## [WHAT IS ASKED]
Identify the lines containing the word "MARCIN". Copy each one.

---- DATA TO USE

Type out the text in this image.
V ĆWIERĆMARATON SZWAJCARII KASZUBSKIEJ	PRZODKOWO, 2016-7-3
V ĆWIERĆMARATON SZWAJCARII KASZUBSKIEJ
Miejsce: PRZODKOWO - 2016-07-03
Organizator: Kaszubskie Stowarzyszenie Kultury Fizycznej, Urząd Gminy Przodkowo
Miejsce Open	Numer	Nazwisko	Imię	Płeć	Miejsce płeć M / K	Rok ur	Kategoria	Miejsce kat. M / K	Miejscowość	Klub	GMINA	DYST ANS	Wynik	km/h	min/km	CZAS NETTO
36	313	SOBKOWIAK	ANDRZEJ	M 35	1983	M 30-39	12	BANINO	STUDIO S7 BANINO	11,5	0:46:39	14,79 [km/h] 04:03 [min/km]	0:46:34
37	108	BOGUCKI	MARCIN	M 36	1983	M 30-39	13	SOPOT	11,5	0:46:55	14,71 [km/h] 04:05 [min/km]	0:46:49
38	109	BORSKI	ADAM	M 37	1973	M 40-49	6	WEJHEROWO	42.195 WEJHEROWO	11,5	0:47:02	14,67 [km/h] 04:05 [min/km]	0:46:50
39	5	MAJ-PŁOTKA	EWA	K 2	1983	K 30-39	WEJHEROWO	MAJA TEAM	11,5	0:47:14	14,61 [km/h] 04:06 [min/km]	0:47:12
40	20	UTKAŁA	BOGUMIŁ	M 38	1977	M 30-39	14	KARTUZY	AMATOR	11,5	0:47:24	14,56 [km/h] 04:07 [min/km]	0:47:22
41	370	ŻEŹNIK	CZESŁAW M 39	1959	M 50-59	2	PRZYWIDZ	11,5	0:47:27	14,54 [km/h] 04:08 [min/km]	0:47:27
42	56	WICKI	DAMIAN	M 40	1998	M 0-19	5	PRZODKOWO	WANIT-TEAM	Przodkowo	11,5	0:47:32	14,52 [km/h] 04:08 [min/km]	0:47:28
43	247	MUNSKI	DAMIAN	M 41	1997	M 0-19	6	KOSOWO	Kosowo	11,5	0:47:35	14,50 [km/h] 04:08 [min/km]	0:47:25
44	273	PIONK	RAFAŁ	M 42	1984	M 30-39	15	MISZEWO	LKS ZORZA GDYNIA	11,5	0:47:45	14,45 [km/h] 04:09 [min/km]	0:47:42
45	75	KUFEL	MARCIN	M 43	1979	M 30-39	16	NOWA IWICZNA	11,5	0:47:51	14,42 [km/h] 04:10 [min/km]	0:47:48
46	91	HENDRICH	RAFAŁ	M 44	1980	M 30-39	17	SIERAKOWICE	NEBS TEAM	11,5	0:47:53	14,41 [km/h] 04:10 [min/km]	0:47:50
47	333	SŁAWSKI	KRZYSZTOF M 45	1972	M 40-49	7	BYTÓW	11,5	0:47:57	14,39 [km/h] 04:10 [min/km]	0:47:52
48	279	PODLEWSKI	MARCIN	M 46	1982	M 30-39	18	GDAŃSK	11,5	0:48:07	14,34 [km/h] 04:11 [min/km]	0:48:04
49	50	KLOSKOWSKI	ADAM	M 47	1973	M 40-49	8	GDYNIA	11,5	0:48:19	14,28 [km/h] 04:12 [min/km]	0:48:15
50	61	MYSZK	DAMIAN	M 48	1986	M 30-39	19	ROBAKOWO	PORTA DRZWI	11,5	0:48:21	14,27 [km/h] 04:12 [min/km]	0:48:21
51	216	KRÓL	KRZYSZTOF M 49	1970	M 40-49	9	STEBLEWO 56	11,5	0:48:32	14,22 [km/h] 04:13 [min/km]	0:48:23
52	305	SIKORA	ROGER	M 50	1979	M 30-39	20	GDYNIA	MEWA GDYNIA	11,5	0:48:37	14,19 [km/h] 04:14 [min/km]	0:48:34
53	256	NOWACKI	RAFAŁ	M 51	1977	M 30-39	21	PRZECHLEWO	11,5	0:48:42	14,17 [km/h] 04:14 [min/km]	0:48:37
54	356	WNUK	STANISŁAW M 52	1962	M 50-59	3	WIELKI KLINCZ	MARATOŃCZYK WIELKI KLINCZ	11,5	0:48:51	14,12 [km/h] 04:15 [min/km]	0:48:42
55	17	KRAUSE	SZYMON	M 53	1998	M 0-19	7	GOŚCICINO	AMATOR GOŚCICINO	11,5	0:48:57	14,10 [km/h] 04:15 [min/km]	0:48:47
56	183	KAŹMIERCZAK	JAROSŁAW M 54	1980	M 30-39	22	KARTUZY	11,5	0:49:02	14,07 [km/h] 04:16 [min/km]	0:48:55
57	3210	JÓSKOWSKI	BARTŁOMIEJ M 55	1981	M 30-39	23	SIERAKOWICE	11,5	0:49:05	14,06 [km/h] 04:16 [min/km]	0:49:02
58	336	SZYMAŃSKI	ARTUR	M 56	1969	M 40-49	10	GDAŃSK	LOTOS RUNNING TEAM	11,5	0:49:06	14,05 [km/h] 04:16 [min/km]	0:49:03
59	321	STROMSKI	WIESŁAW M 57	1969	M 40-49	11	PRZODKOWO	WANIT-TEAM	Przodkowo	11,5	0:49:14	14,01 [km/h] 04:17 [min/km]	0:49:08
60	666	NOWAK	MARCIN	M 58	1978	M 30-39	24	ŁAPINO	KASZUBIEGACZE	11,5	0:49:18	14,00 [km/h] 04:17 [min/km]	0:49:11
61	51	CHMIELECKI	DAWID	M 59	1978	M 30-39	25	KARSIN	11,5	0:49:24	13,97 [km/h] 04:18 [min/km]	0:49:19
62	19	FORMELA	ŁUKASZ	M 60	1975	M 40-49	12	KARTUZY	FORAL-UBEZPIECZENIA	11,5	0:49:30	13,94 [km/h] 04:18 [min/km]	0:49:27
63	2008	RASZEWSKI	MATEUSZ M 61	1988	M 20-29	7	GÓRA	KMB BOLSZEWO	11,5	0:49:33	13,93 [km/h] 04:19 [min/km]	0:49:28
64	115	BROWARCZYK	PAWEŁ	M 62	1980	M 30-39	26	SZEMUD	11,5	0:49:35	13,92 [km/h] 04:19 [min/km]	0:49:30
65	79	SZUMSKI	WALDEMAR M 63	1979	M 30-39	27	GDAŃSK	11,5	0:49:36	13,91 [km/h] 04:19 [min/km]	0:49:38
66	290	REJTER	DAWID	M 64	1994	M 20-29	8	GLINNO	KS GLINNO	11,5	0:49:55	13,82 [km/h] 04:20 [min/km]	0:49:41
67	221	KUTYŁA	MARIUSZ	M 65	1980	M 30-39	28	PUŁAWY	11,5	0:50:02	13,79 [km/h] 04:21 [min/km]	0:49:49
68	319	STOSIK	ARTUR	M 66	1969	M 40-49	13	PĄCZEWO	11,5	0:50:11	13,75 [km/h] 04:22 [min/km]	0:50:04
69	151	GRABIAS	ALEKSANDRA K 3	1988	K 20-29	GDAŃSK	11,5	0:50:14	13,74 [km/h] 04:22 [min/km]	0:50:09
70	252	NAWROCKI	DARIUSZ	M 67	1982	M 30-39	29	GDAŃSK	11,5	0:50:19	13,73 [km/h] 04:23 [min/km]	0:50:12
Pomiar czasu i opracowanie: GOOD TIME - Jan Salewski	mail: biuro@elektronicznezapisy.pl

--------

## [SOLUTION TO THE EXERCISE]
37	108	BOGUCKI	MARCIN	M 36	1983	M 30-39	13	SOPOT	11,5	0:46:55	14,71 [km/h] 04:05 [min/km]	0:46:49
45	75	KUFEL	MARCIN	M 43	1979	M 30-39	16	NOWA IWICZNA	11,5	0:47:51	14,42 [km/h] 04:10 [min/km]	0:47:48
48	279	PODLEWSKI	MARCIN	M 46	1982	M 30-39	18	GDAŃSK	11,5	0:48:07	14,34 [km/h] 04:11 [min/km]	0:48:04
60	666	NOWAK	MARCIN	M 58	1978	M 30-39	24	ŁAPINO	KASZUBIEGACZE	11,5	0:49:18	14,00 [km/h] 04:17 [min/km]	0:49:11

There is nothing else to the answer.